### Supplied records

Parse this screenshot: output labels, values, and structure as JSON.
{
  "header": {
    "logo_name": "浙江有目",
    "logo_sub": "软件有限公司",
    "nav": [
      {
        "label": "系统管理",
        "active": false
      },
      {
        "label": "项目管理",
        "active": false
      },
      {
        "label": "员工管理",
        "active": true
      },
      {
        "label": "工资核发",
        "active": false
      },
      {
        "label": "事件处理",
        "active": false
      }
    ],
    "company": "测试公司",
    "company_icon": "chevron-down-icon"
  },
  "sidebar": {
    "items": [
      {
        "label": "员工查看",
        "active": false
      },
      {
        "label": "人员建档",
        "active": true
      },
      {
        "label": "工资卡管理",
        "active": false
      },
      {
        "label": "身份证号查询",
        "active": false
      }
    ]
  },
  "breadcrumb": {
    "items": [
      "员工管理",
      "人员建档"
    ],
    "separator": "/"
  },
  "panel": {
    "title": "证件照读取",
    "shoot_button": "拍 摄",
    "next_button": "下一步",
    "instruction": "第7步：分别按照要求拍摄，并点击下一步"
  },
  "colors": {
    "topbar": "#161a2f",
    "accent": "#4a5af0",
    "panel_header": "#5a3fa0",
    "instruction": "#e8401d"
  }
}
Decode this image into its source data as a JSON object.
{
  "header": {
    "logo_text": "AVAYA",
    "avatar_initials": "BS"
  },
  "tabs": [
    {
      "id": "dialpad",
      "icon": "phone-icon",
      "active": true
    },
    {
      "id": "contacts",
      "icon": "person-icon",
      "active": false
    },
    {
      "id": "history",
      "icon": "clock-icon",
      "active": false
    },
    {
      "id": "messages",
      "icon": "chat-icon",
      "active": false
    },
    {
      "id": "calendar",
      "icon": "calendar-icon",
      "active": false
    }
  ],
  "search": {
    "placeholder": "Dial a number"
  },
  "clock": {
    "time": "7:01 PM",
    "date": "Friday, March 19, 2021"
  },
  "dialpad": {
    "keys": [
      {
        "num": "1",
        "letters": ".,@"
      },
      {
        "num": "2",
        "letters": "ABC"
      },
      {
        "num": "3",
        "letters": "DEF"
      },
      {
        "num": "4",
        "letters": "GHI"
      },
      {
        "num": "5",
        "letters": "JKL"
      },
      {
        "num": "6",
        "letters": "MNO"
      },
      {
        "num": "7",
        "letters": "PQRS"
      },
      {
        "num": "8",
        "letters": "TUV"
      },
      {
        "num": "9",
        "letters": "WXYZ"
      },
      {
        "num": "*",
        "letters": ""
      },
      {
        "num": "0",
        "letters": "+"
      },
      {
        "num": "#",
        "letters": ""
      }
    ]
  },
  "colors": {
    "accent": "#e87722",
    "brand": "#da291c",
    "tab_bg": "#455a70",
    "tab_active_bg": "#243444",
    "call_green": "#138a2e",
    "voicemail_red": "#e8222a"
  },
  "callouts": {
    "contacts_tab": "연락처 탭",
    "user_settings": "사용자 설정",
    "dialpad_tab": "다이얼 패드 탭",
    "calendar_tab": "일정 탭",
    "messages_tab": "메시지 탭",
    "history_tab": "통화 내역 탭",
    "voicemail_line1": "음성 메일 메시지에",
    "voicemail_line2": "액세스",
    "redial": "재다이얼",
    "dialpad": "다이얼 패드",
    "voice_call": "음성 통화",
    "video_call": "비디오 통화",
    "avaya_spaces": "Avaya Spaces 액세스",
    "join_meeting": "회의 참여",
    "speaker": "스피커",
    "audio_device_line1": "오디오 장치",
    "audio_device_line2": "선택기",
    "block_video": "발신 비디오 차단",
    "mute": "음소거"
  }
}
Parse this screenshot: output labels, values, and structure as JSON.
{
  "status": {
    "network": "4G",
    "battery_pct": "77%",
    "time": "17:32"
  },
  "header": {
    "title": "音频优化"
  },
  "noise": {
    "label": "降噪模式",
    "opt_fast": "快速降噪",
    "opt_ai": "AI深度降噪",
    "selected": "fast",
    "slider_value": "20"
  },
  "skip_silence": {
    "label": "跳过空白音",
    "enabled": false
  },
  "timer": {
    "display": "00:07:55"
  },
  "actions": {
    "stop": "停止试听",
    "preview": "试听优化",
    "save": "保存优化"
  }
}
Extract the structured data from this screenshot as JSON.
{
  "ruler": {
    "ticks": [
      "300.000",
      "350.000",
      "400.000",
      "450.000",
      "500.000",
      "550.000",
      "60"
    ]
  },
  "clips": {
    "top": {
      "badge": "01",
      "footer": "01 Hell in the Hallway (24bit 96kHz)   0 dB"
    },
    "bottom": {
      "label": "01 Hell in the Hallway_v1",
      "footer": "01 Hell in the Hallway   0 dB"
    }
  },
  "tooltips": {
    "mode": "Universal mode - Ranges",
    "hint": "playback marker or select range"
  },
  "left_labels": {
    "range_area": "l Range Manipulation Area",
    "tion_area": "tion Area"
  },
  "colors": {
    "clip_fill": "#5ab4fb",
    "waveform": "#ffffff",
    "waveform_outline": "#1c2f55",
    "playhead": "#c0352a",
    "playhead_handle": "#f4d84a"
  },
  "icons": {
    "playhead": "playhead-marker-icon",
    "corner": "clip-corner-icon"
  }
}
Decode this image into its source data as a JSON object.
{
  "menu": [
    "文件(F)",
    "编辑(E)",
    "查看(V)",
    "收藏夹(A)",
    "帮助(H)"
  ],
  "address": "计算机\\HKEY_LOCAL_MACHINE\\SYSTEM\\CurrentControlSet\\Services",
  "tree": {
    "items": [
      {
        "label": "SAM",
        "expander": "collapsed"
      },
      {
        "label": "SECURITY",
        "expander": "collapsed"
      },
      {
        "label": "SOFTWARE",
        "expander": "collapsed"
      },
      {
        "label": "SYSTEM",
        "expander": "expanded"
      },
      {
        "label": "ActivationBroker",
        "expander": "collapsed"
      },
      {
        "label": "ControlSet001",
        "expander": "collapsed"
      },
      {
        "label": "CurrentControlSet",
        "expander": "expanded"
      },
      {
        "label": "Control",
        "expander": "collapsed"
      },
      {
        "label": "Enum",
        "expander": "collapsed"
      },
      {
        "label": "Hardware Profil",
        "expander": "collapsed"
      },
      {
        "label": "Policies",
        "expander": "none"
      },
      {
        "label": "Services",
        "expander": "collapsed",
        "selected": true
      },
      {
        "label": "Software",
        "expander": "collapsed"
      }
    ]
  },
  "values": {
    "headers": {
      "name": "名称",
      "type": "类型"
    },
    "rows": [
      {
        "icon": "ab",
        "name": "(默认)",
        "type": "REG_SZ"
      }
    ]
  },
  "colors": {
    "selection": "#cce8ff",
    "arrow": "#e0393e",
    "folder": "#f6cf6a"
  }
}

### What is required
Write out the listing once more, matching it exactly.

### Answer to this exercise
Parse this screenshot: output labels, values, and structure as JSON.
{
  "header": {
    "logo_name": "浙江有目",
    "logo_sub": "软件有限公司",
    "nav": [
      {
        "label": "系统管理",
        "active": false
      },
      {
        "label": "项目管理",
        "active": false
      },
      {
        "label": "员工管理",
        "active": true
      },
      {
        "label": "工资核发",
        "active": false
      },
      {
        "label": "事件处理",
        "active": false
      }
    ],
    "company": "测试公司",
    "company_icon": "chevron-down-icon"
  },
  "sidebar": {
    "items": [
      {
        "label": "员工查看",
        "active": false
      },
      {
        "label": "人员建档",
        "active": true
      },
      {
        "label": "工资卡管理",
        "active": false
      },
      {
        "label": "身份证号查询",
        "active": false
      }
    ]
  },
  "breadcrumb": {
    "items": [
      "员工管理",
      "人员建档"
    ],
    "separator": "/"
  },
  "panel": {
    "title": "证件照读取",
    "shoot_button": "拍 摄",
    "next_button": "下一步",
    "instruction": "第7步：分别按照要求拍摄，并点击下一步"
  },
  "colors": {
    "topbar": "#161a2f",
    "accent": "#4a5af0",
    "panel_header": "#5a3fa0",
    "instruction": "#e8401d"
  }
}
Decode this image into its source data as a JSON object.
{
  "header": {
    "logo_text": "AVAYA",
    "avatar_initials": "BS"
  },
  "tabs": [
    {
      "id": "dialpad",
      "icon": "phone-icon",
      "active": true
    },
    {
      "id": "contacts",
      "icon": "person-icon",
      "active": false
    },
    {
      "id": "history",
      "icon": "clock-icon",
      "active": false
    },
    {
      "id": "messages",
      "icon": "chat-icon",
      "active": false
    },
    {
      "id": "calendar",
      "icon": "calendar-icon",
      "active": false
    }
  ],
  "search": {
    "placeholder": "Dial a number"
  },
  "clock": {
    "time": "7:01 PM",
    "date": "Friday, March 19, 2021"
  },
  "dialpad": {
    "keys": [
      {
        "num": "1",
        "letters": ".,@"
      },
      {
        "num": "2",
        "letters": "ABC"
      },
      {
        "num": "3",
        "letters": "DEF"
      },
      {
        "num": "4",
        "letters": "GHI"
      },
      {
        "num": "5",
        "letters": "JKL"
      },
      {
        "num": "6",
        "letters": "MNO"
      },
      {
        "num": "7",
        "letters": "PQRS"
      },
      {
        "num": "8",
        "letters": "TUV"
      },
      {
        "num": "9",
        "letters": "WXYZ"
      },
      {
        "num": "*",
        "letters": ""
      },
      {
        "num": "0",
        "letters": "+"
      },
      {
        "num": "#",
        "letters": ""
      }
    ]
  },
  "colors": {
    "accent": "#e87722",
    "brand": "#da291c",
    "tab_bg": "#455a70",
    "tab_active_bg": "#243444",
    "call_green": "#138a2e",
    "voicemail_red": "#e8222a"
  },
  "callouts": {
    "contacts_tab": "연락처 탭",
    "user_settings": "사용자 설정",
    "dialpad_tab": "다이얼 패드 탭",
    "calendar_tab": "일정 탭",
    "messages_tab": "메시지 탭",
    "history_tab": "통화 내역 탭",
    "voicemail_line1": "음성 메일 메시지에",
    "voicemail_line2": "액세스",
    "redial": "재다이얼",
    "dialpad": "다이얼 패드",
    "voice_call": "음성 통화",
    "video_call": "비디오 통화",
    "avaya_spaces": "Avaya Spaces 액세스",
    "join_meeting": "회의 참여",
    "speaker": "스피커",
    "audio_device_line1": "오디오 장치",
    "audio_device_line2": "선택기",
    "block_video": "발신 비디오 차단",
    "mute": "음소거"
  }
}
Parse this screenshot: output labels, values, and structure as JSON.
{
  "status": {
    "network": "4G",
    "battery_pct": "77%",
    "time": "17:32"
  },
  "header": {
    "title": "音频优化"
  },
  "noise": {
    "label": "降噪模式",
    "opt_fast": "快速降噪",
    "opt_ai": "AI深度降噪",
    "selected": "fast",
    "slider_value": "20"
  },
  "skip_silence": {
    "label": "跳过空白音",
    "enabled": false
  },
  "timer": {
    "display": "00:07:55"
  },
  "actions": {
    "stop": "停止试听",
    "preview": "试听优化",
    "save": "保存优化"
  }
}
Extract the structured data from this screenshot as JSON.
{
  "ruler": {
    "ticks": [
      "300.000",
      "350.000",
      "400.000",
      "450.000",
      "500.000",
      "550.000",
      "60"
    ]
  },
  "clips": {
    "top": {
      "badge": "01",
      "footer": "01 Hell in the Hallway (24bit 96kHz)   0 dB"
    },
    "bottom": {
      "label": "01 Hell in the Hallway_v1",
      "footer": "01 Hell in the Hallway   0 dB"
    }
  },
  "tooltips": {
    "mode": "Universal mode - Ranges",
    "hint": "playback marker or select range"
  },
  "left_labels": {
    "range_area": "l Range Manipulation Area",
    "tion_area": "tion Area"
  },
  "colors": {
    "clip_fill": "#5ab4fb",
    "waveform": "#ffffff",
    "waveform_outline": "#1c2f55",
    "playhead": "#c0352a",
    "playhead_handle": "#f4d84a"
  },
  "icons": {
    "playhead": "playhead-marker-icon",
    "corner": "clip-corner-icon"
  }
}
Decode this image into its source data as a JSON object.
{
  "menu": [
    "文件(F)",
    "编辑(E)",
    "查看(V)",
    "收藏夹(A)",
    "帮助(H)"
  ],
  "address": "计算机\\HKEY_LOCAL_MACHINE\\SYSTEM\\CurrentControlSet\\Services",
  "tree": {
    "items": [
      {
        "label": "SAM",
        "expander": "collapsed"
      },
      {
        "label": "SECURITY",
        "expander": "collapsed"
      },
      {
        "label": "SOFTWARE",
        "expander": "collapsed"
      },
      {
        "label": "SYSTEM",
        "expander": "expanded"
      },
      {
        "label": "ActivationBroker",
        "expander": "collapsed"
      },
      {
        "label": "ControlSet001",
        "expander": "collapsed"
      },
      {
        "label": "CurrentControlSet",
        "expander": "expanded"
      },
      {
        "label": "Control",
        "expander": "collapsed"
      },
      {
        "label": "Enum",
        "expander": "collapsed"
      },
      {
        "label": "Hardware Profil",
        "expander": "collapsed"
      },
      {
        "label": "Policies",
        "expander": "none"
      },
      {
        "label": "Services",
        "expander": "collapsed",
        "selected": true
      },
      {
        "label": "Software",
        "expander": "collapsed"
      }
    ]
  },
  "values": {
    "headers": {
      "name": "名称",
      "type": "类型"
    },
    "rows": [
      {
        "icon": "ab",
        "name": "(默认)",
        "type": "REG_SZ"
      }
    ]
  },
  "colors": {
    "selection": "#cce8ff",
    "arrow": "#e0393e",
    "folder": "#f6cf6a"
  }
}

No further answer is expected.